• [Required work] All the data must come back unchanged, except that pictures are left out.
== Records shown ==
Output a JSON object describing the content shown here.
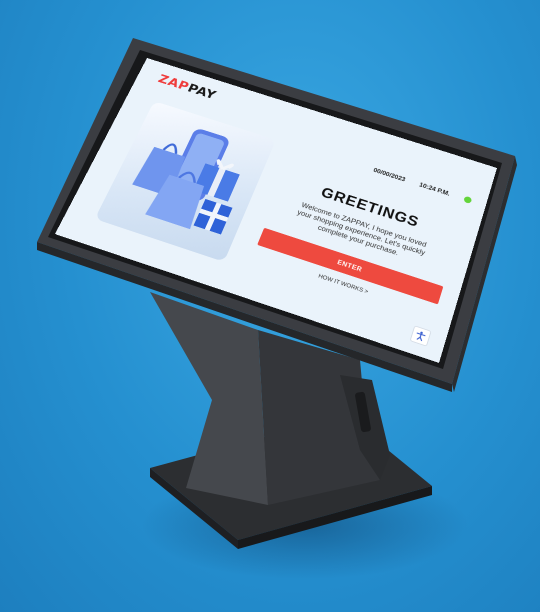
{
  "brand": {
    "part1": "ZAP",
    "part2": "PAY"
  },
  "header": {
    "date": "00/00/2023",
    "time": "10:24 P.M."
  },
  "main": {
    "title": "GREETINGS",
    "welcome_text": "Welcome to ZAPPAY, I hope you loved your shopping experience. Let's quickly complete your purchase.",
    "enter_label": "ENTER",
    "how_label": "HOW IT WORKS >"
  },
  "icons": {
    "status": "status-dot-icon",
    "accessibility": "accessibility-icon",
    "hero": "shopping-bags-gifts-illustration"
  },
  "colors": {
    "brand_red": "#ef3b3b",
    "enter_button": "#ee4a3f",
    "status_online": "#63d43a",
    "screen_bg": "#eaf3fb",
    "background": "#2590d0",
    "kiosk_body": "#3a3c40"
  }
}
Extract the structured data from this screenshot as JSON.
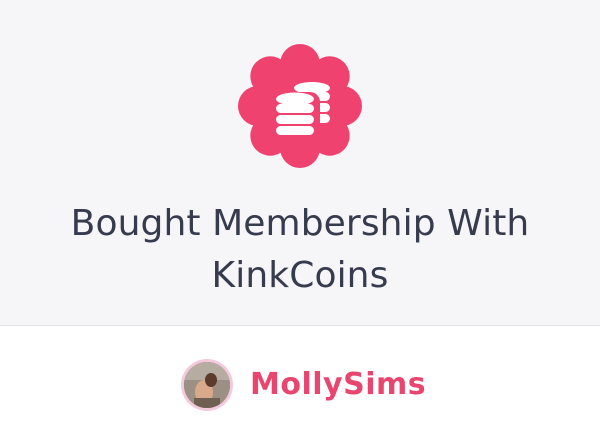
{
  "activity": {
    "icon": "coins-icon",
    "icon_color": "#ef426f",
    "title_line1": "Bought Membership With",
    "title_line2": "KinkCoins"
  },
  "user": {
    "name": "MollySims",
    "name_color": "#e8466e",
    "avatar_ring_color": "#f4c9dc"
  },
  "colors": {
    "top_background": "#f6f6f8",
    "title_text": "#373b4e"
  }
}
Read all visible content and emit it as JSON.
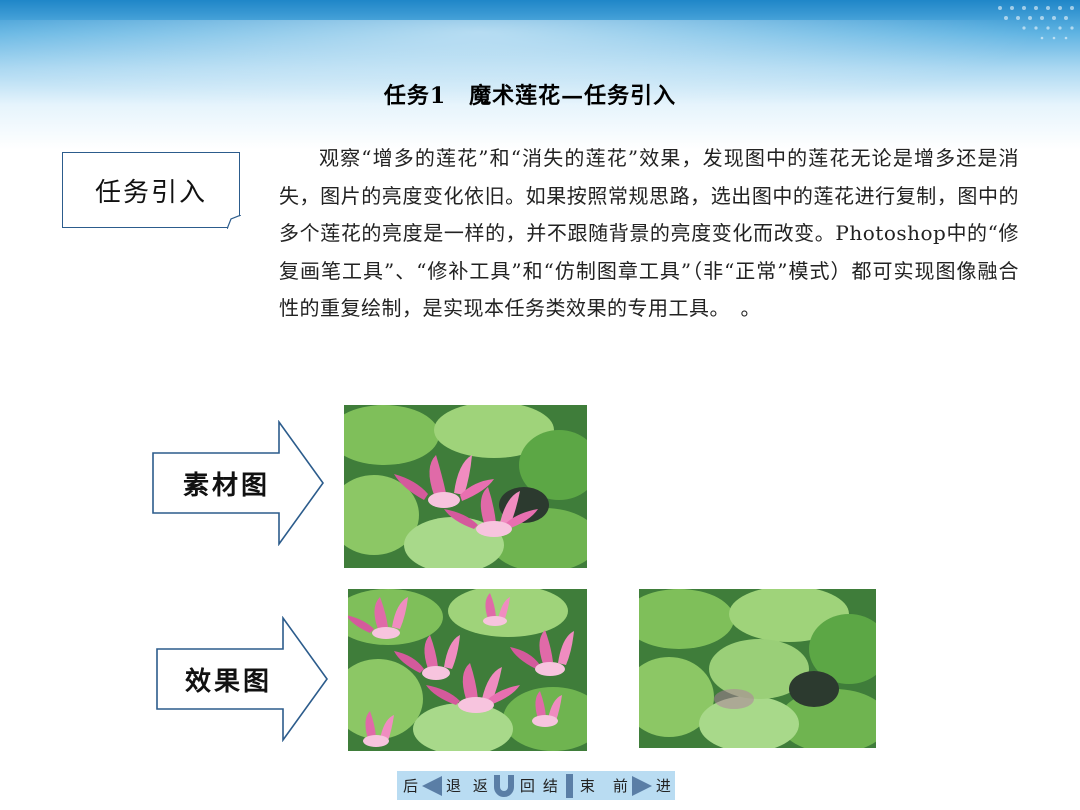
{
  "title": "任务1　魔术莲花—任务引入",
  "tag": {
    "label": "任务引入"
  },
  "paragraph": "观察“增多的莲花”和“消失的莲花”效果，发现图中的莲花无论是增多还是消失，图片的亮度变化依旧。如果按照常规思路，选出图中的莲花进行复制，图中的多个莲花的亮度是一样的，并不跟随背景的亮度变化而改变。Photoshop中的“修复画笔工具”、“修补工具”和“仿制图章工具”（非“正常”模式）都可实现图像融合性的重复绘制，是实现本任务类效果的专用工具。　。",
  "source_label": "素材图",
  "result_label": "效果图",
  "nav": {
    "back_1": "后",
    "back_2": "退",
    "return_1": "返",
    "return_2": "回",
    "end_1": "结",
    "end_2": "束",
    "forward_1": "前",
    "forward_2": "进"
  },
  "colors": {
    "band": "#1f86c8",
    "arrow_stroke": "#2c5c8c",
    "nav_bg": "#b9dcf2",
    "nav_icon": "#5a7ea6"
  },
  "icons": [
    "back-arrow-icon",
    "u-turn-icon",
    "end-bar-icon",
    "forward-arrow-icon"
  ]
}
===
• [Response]
Output a JSON object describing the content shown here.
{
  "brand": {
    "part1": "ZAP",
    "part2": "PAY"
  },
  "header": {
    "date": "00/00/2023",
    "time": "10:24 P.M."
  },
  "main": {
    "title": "GREETINGS",
    "welcome_text": "Welcome to ZAPPAY, I hope you loved your shopping experience. Let's quickly complete your purchase.",
    "enter_label": "ENTER",
    "how_label": "HOW IT WORKS >"
  },
  "icons": {
    "status": "status-dot-icon",
    "accessibility": "accessibility-icon",
    "hero": "shopping-bags-gifts-illustration"
  },
  "colors": {
    "brand_red": "#ef3b3b",
    "enter_button": "#ee4a3f",
    "status_online": "#63d43a",
    "screen_bg": "#eaf3fb",
    "background": "#2590d0",
    "kiosk_body": "#3a3c40"
  }
}
Extract the structured data from this screenshot as JSON.
{
  "activity": {
    "icon": "coins-icon",
    "icon_color": "#ef426f",
    "title_line1": "Bought Membership With",
    "title_line2": "KinkCoins"
  },
  "user": {
    "name": "MollySims",
    "name_color": "#e8466e",
    "avatar_ring_color": "#f4c9dc"
  },
  "colors": {
    "top_background": "#f6f6f8",
    "title_text": "#373b4e"
  }
}
Read all visible content and emit it as JSON.
{
  "title": "任务1　魔术莲花—任务引入",
  "tag": {
    "label": "任务引入"
  },
  "paragraph": "观察“增多的莲花”和“消失的莲花”效果，发现图中的莲花无论是增多还是消失，图片的亮度变化依旧。如果按照常规思路，选出图中的莲花进行复制，图中的多个莲花的亮度是一样的，并不跟随背景的亮度变化而改变。Photoshop中的“修复画笔工具”、“修补工具”和“仿制图章工具”（非“正常”模式）都可实现图像融合性的重复绘制，是实现本任务类效果的专用工具。　。",
  "source_label": "素材图",
  "result_label": "效果图",
  "nav": {
    "back_1": "后",
    "back_2": "退",
    "return_1": "返",
    "return_2": "回",
    "end_1": "结",
    "end_2": "束",
    "forward_1": "前",
    "forward_2": "进"
  },
  "colors": {
    "band": "#1f86c8",
    "arrow_stroke": "#2c5c8c",
    "nav_bg": "#b9dcf2",
    "nav_icon": "#5a7ea6"
  },
  "icons": [
    "back-arrow-icon",
    "u-turn-icon",
    "end-bar-icon",
    "forward-arrow-icon"
  ]
}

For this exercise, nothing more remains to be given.